Challenge - Reproduce every entry that follows word for word, but omit the images.

Data section -
..............................
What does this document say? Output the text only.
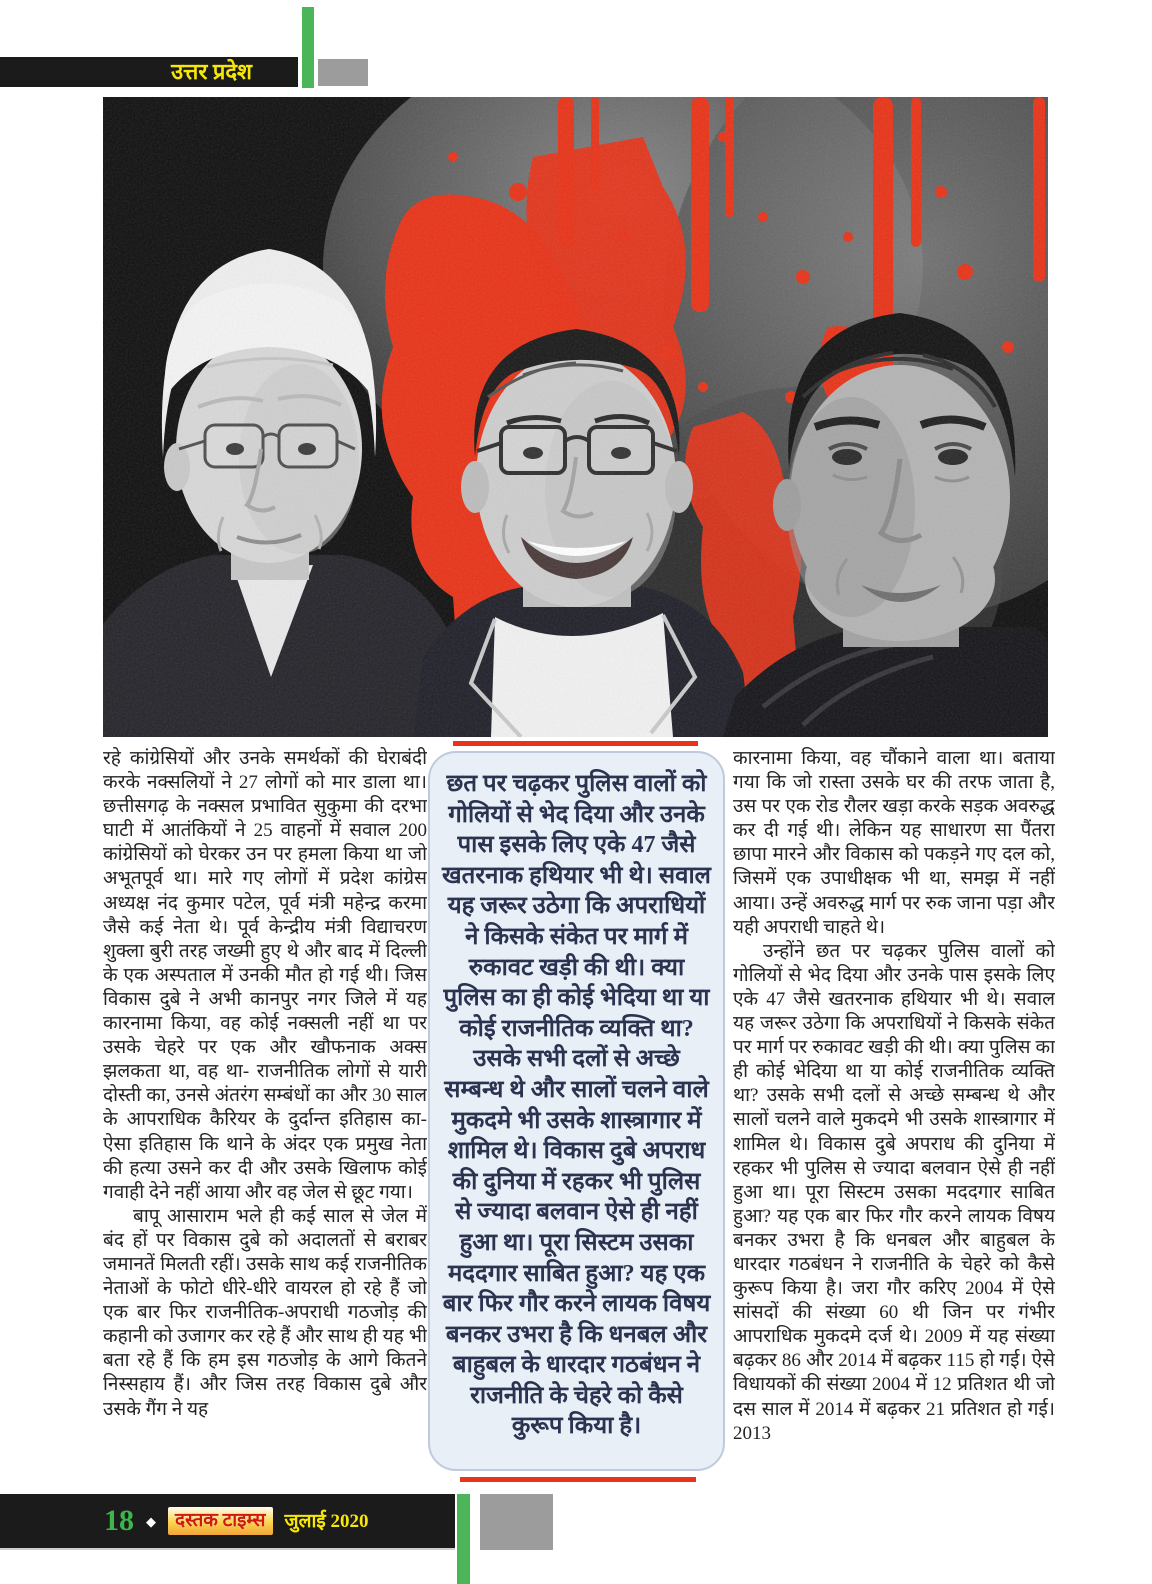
उत्तर प्रदेश

रहे कांग्रेसियों और उनके समर्थकों की घेराबंदी करके नक्सलियों ने 27 लोगों को मार डाला था। छत्तीसगढ़ के नक्सल प्रभावित सुकुमा की दरभा घाटी में आतंकियों ने 25 वाहनों में सवाल 200 कांग्रेसियों को घेरकर उन पर हमला किया था जो अभूतपूर्व था। मारे गए लोगों में प्रदेश कांग्रेस अध्यक्ष नंद कुमार पटेल, पूर्व मंत्री महेन्द्र करमा जैसे कई नेता थे। पूर्व केन्द्रीय मंत्री विद्याचरण शुक्ला बुरी तरह जख्मी हुए थे और बाद में दिल्ली के एक अस्पताल में उनकी मौत हो गई थी। जिस विकास दुबे ने अभी कानपुर नगर जिले में यह कारनामा किया, वह कोई नक्सली नहीं था पर उसके चेहरे पर एक और खौफनाक अक्स झलकता था, वह था- राजनीतिक लोगों से यारी दोस्ती का, उनसे अंतरंग सम्बंधों का और 30 साल के आपराधिक कैरियर के दुर्दान्त इतिहास का- ऐसा इतिहास कि थाने के अंदर एक प्रमुख नेता की हत्या उसने कर दी और उसके खिलाफ कोई गवाही देने नहीं आया और वह जेल से छूट गया।

बापू आसाराम भले ही कई साल से जेल में बंद हों पर विकास दुबे को अदालतों से बराबर जमानतें मिलती रहीं। उसके साथ कई राजनीतिक नेताओं के फोटो धीरे-धीरे वायरल हो रहे हैं जो एक बार फिर राजनीतिक-अपराधी गठजोड़ की कहानी को उजागर कर रहे हैं और साथ ही यह भी बता रहे हैं कि हम इस गठजोड़ के आगे कितने निस्सहाय हैं। और जिस तरह विकास दुबे और उसके गैंग ने यह

छत पर चढ़कर पुलिस वालों को गोलियों से भेद दिया और उनके पास इसके लिए एके 47 जैसे खतरनाक हथियार भी थे। सवाल यह जरूर उठेगा कि अपराधियों ने किसके संकेत पर मार्ग में रुकावट खड़ी की थी। क्या पुलिस का ही कोई भेदिया था या कोई राजनीतिक व्यक्ति था? उसके सभी दलों से अच्छे सम्बन्ध थे और सालों चलने वाले मुकदमे भी उसके शास्त्रागार में शामिल थे। विकास दुबे अपराध की दुनिया में रहकर भी पुलिस से ज्यादा बलवान ऐसे ही नहीं हुआ था। पूरा सिस्टम उसका मददगार साबित हुआ? यह एक बार फिर गौर करने लायक विषय बनकर उभरा है कि धनबल और बाहुबल के धारदार गठबंधन ने राजनीति के चेहरे को कैसे कुरूप किया है।

कारनामा किया, वह चौंकाने वाला था। बताया गया कि जो रास्ता उसके घर की तरफ जाता है, उस पर एक रोड रौलर खड़ा करके सड़क अवरुद्ध कर दी गई थी। लेकिन यह साधारण सा पैंतरा छापा मारने और विकास को पकड़ने गए दल को, जिसमें एक उपाधीक्षक भी था, समझ में नहीं आया। उन्हें अवरुद्ध मार्ग पर रुक जाना पड़ा और यही अपराधी चाहते थे।

उन्होंने छत पर चढ़कर पुलिस वालों को गोलियों से भेद दिया और उनके पास इसके लिए एके 47 जैसे खतरनाक हथियार भी थे। सवाल यह जरूर उठेगा कि अपराधियों ने किसके संकेत पर मार्ग पर रुकावट खड़ी की थी। क्या पुलिस का ही कोई भेदिया था या कोई राजनीतिक व्यक्ति था? उसके सभी दलों से अच्छे सम्बन्ध थे और सालों चलने वाले मुकदमे भी उसके शास्त्रागार में शामिल थे। विकास दुबे अपराध की दुनिया में रहकर भी पुलिस से ज्यादा बलवान ऐसे ही नहीं हुआ था। पूरा सिस्टम उसका मददगार साबित हुआ? यह एक बार फिर गौर करने लायक विषय बनकर उभरा है कि धनबल और बाहुबल के धारदार गठबंधन ने राजनीति के चेहरे को कैसे कुरूप किया है। जरा गौर करिए 2004 में ऐसे सांसदों की संख्या 60 थी जिन पर गंभीर आपराधिक मुकदमे दर्ज थे। 2009 में यह संख्या बढ़कर 86 और 2014 में बढ़कर 115 हो गई। ऐसे विधायकों की संख्या 2004 में 12 प्रतिशत थी जो दस साल में 2014 में बढ़कर 21 प्रतिशत हो गई। 2013

18 ◆	दस्तक टाइम्स	जुलाई 2020
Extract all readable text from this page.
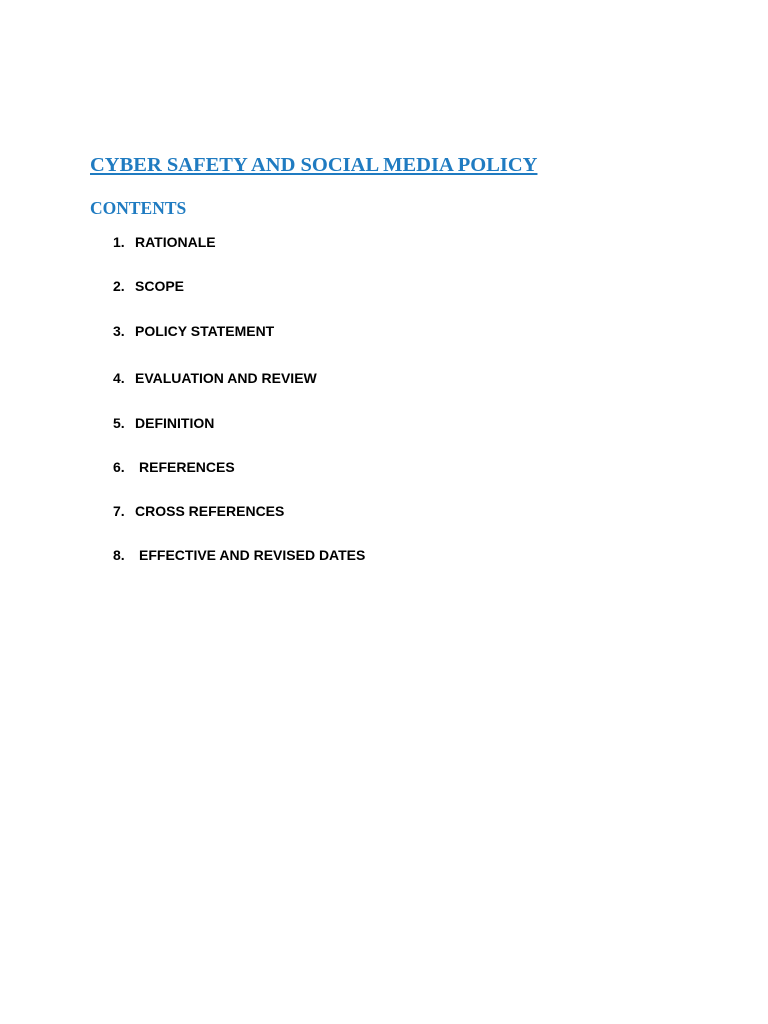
CYBER SAFETY AND SOCIAL MEDIA POLICY
CONTENTS
1. RATIONALE
2. SCOPE
3. POLICY STATEMENT
4. EVALUATION AND REVIEW
5. DEFINITION
6.	REFERENCES
7. CROSS REFERENCES
8.	EFFECTIVE AND REVISED DATES
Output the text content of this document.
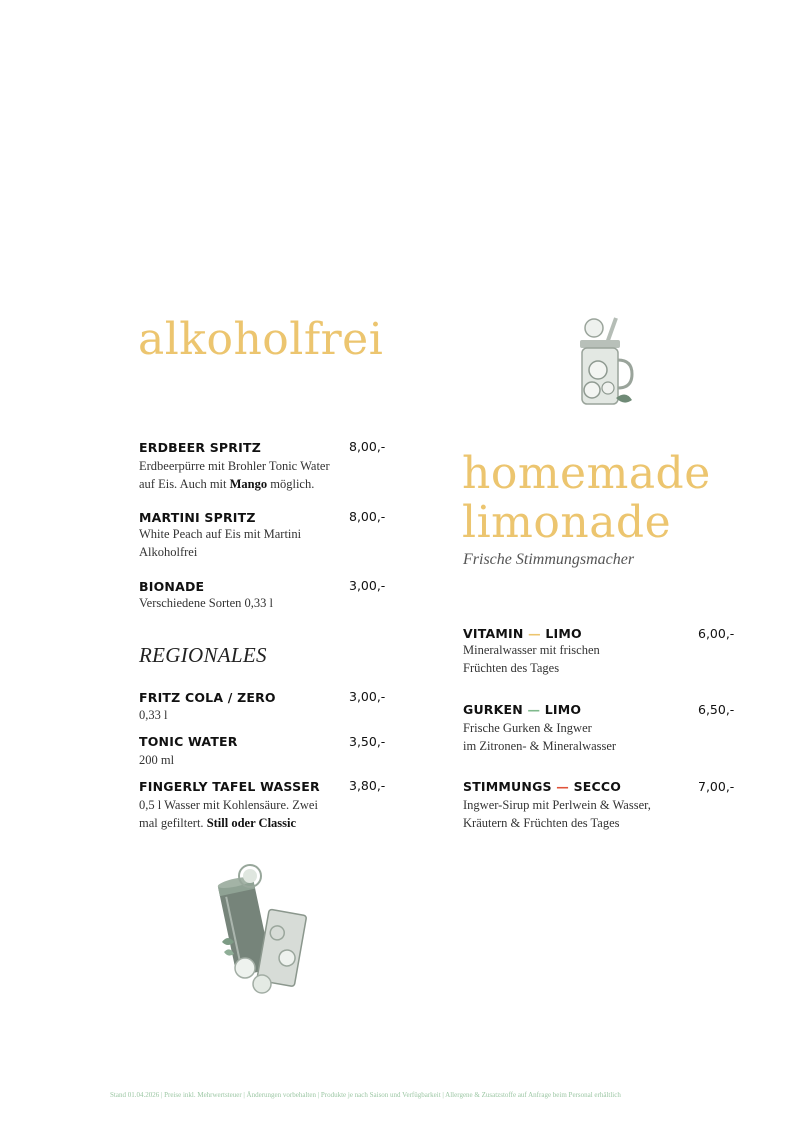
alkoholfrei
ERDBEER SPRITZ	8,00,-
Erdbeerpürre mit Brohler Tonic Water
auf Eis. Auch mit Mango möglich.
MARTINI SPRITZ	8,00,-
White Peach auf Eis mit Martini
Alkoholfrei
BIONADE	3,00,-
Verschiedene Sorten 0,33 l
REGIONALES
FRITZ COLA / ZERO	3,00,-
0,33 l
TONIC WATER	3,50,-
200 ml
FINGERLY TAFEL WASSER 3,80,-
0,5 l Wasser mit Kohlensäure. Zwei
mal gefiltert. Still oder Classic
homemade
limonade
Frische Stimmungsmacher
VITAMIN — LIMO	6,00,-
Mineralwasser mit frischen
Früchten des Tages
GURKEN — LIMO	6,50,-
Frische Gurken & Ingwer
im Zitronen- & Mineralwasser
STIMMUNGS — SECCO	7,00,-
Ingwer-Sirup mit Perlwein & Wasser,
Kräutern & Früchten des Tages
Stand 01.04.2026 | Preise inkl. Mehrwertsteuer | Änderungen vorbehalten | Produkte je nach Saison und Verfügbarkeit | Allergene & Zusatzstoffe auf Anfrage beim Personal erhältlich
..............................
Final result -
What does this document say? Output the text only.
उत्तर प्रदेश

रहे कांग्रेसियों और उनके समर्थकों की घेराबंदी करके नक्सलियों ने 27 लोगों को मार डाला था। छत्तीसगढ़ के नक्सल प्रभावित सुकुमा की दरभा घाटी में आतंकियों ने 25 वाहनों में सवाल 200 कांग्रेसियों को घेरकर उन पर हमला किया था जो अभूतपूर्व था। मारे गए लोगों में प्रदेश कांग्रेस अध्यक्ष नंद कुमार पटेल, पूर्व मंत्री महेन्द्र करमा जैसे कई नेता थे। पूर्व केन्द्रीय मंत्री विद्याचरण शुक्ला बुरी तरह जख्मी हुए थे और बाद में दिल्ली के एक अस्पताल में उनकी मौत हो गई थी। जिस विकास दुबे ने अभी कानपुर नगर जिले में यह कारनामा किया, वह कोई नक्सली नहीं था पर उसके चेहरे पर एक और खौफनाक अक्स झलकता था, वह था- राजनीतिक लोगों से यारी दोस्ती का, उनसे अंतरंग सम्बंधों का और 30 साल के आपराधिक कैरियर के दुर्दान्त इतिहास का- ऐसा इतिहास कि थाने के अंदर एक प्रमुख नेता की हत्या उसने कर दी और उसके खिलाफ कोई गवाही देने नहीं आया और वह जेल से छूट गया।

बापू आसाराम भले ही कई साल से जेल में बंद हों पर विकास दुबे को अदालतों से बराबर जमानतें मिलती रहीं। उसके साथ कई राजनीतिक नेताओं के फोटो धीरे-धीरे वायरल हो रहे हैं जो एक बार फिर राजनीतिक-अपराधी गठजोड़ की कहानी को उजागर कर रहे हैं और साथ ही यह भी बता रहे हैं कि हम इस गठजोड़ के आगे कितने निस्सहाय हैं। और जिस तरह विकास दुबे और उसके गैंग ने यह

छत पर चढ़कर पुलिस वालों को गोलियों से भेद दिया और उनके पास इसके लिए एके 47 जैसे खतरनाक हथियार भी थे। सवाल यह जरूर उठेगा कि अपराधियों ने किसके संकेत पर मार्ग में रुकावट खड़ी की थी। क्या पुलिस का ही कोई भेदिया था या कोई राजनीतिक व्यक्ति था? उसके सभी दलों से अच्छे सम्बन्ध थे और सालों चलने वाले मुकदमे भी उसके शास्त्रागार में शामिल थे। विकास दुबे अपराध की दुनिया में रहकर भी पुलिस से ज्यादा बलवान ऐसे ही नहीं हुआ था। पूरा सिस्टम उसका मददगार साबित हुआ? यह एक बार फिर गौर करने लायक विषय बनकर उभरा है कि धनबल और बाहुबल के धारदार गठबंधन ने राजनीति के चेहरे को कैसे कुरूप किया है।

कारनामा किया, वह चौंकाने वाला था। बताया गया कि जो रास्ता उसके घर की तरफ जाता है, उस पर एक रोड रौलर खड़ा करके सड़क अवरुद्ध कर दी गई थी। लेकिन यह साधारण सा पैंतरा छापा मारने और विकास को पकड़ने गए दल को, जिसमें एक उपाधीक्षक भी था, समझ में नहीं आया। उन्हें अवरुद्ध मार्ग पर रुक जाना पड़ा और यही अपराधी चाहते थे।

उन्होंने छत पर चढ़कर पुलिस वालों को गोलियों से भेद दिया और उनके पास इसके लिए एके 47 जैसे खतरनाक हथियार भी थे। सवाल यह जरूर उठेगा कि अपराधियों ने किसके संकेत पर मार्ग पर रुकावट खड़ी की थी। क्या पुलिस का ही कोई भेदिया था या कोई राजनीतिक व्यक्ति था? उसके सभी दलों से अच्छे सम्बन्ध थे और सालों चलने वाले मुकदमे भी उसके शास्त्रागार में शामिल थे। विकास दुबे अपराध की दुनिया में रहकर भी पुलिस से ज्यादा बलवान ऐसे ही नहीं हुआ था। पूरा सिस्टम उसका मददगार साबित हुआ? यह एक बार फिर गौर करने लायक विषय बनकर उभरा है कि धनबल और बाहुबल के धारदार गठबंधन ने राजनीति के चेहरे को कैसे कुरूप किया है। जरा गौर करिए 2004 में ऐसे सांसदों की संख्या 60 थी जिन पर गंभीर आपराधिक मुकदमे दर्ज थे। 2009 में यह संख्या बढ़कर 86 और 2014 में बढ़कर 115 हो गई। ऐसे विधायकों की संख्या 2004 में 12 प्रतिशत थी जो दस साल में 2014 में बढ़कर 21 प्रतिशत हो गई। 2013

18 ◆	दस्तक टाइम्स	जुलाई 2020
Extract all readable text from this page.
CYBER SAFETY AND SOCIAL MEDIA POLICY
CONTENTS
1. RATIONALE
2. SCOPE
3. POLICY STATEMENT
4. EVALUATION AND REVIEW
5. DEFINITION
6.	REFERENCES
7. CROSS REFERENCES
8.	EFFECTIVE AND REVISED DATES
Output the text content of this document.
alkoholfrei
ERDBEER SPRITZ	8,00,-
Erdbeerpürre mit Brohler Tonic Water
auf Eis. Auch mit Mango möglich.
MARTINI SPRITZ	8,00,-
White Peach auf Eis mit Martini
Alkoholfrei
BIONADE	3,00,-
Verschiedene Sorten 0,33 l
REGIONALES
FRITZ COLA / ZERO	3,00,-
0,33 l
TONIC WATER	3,50,-
200 ml
FINGERLY TAFEL WASSER 3,80,-
0,5 l Wasser mit Kohlensäure. Zwei
mal gefiltert. Still oder Classic
homemade
limonade
Frische Stimmungsmacher
VITAMIN — LIMO	6,00,-
Mineralwasser mit frischen
Früchten des Tages
GURKEN — LIMO	6,50,-
Frische Gurken & Ingwer
im Zitronen- & Mineralwasser
STIMMUNGS — SECCO	7,00,-
Ingwer-Sirup mit Perlwein & Wasser,
Kräutern & Früchten des Tages
Stand 01.04.2026 | Preise inkl. Mehrwertsteuer | Änderungen vorbehalten | Produkte je nach Saison und Verfügbarkeit | Allergene & Zusatzstoffe auf Anfrage beim Personal erhältlich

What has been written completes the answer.